◆ Aim of the exercise
Using the listing below, copy every line that mentions "production".

◆ Material supplied

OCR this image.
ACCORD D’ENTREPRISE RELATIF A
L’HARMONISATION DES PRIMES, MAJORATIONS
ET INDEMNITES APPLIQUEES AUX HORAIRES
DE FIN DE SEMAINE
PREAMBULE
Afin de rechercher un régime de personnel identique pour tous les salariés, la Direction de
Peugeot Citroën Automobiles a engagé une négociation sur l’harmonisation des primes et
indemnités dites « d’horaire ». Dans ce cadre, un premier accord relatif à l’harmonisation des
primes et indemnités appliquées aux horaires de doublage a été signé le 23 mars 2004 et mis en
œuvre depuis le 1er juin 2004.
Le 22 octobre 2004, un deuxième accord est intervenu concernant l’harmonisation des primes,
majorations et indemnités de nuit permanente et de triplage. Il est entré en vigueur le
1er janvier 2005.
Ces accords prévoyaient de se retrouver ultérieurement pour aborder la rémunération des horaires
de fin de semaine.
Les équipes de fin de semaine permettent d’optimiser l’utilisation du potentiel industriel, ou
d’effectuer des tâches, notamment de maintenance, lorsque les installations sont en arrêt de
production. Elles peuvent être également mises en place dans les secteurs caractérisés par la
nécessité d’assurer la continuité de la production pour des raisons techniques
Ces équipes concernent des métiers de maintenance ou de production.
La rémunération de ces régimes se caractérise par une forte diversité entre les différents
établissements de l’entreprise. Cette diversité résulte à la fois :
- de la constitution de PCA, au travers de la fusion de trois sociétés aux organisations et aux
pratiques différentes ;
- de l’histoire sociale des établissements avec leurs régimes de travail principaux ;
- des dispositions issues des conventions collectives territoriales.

◆ Response to this task
production. Elles peuvent être également mises en place dans les secteurs caractérisés par la
nécessité d’assurer la continuité de la production pour des raisons techniques
Ces équipes concernent des métiers de maintenance ou de production.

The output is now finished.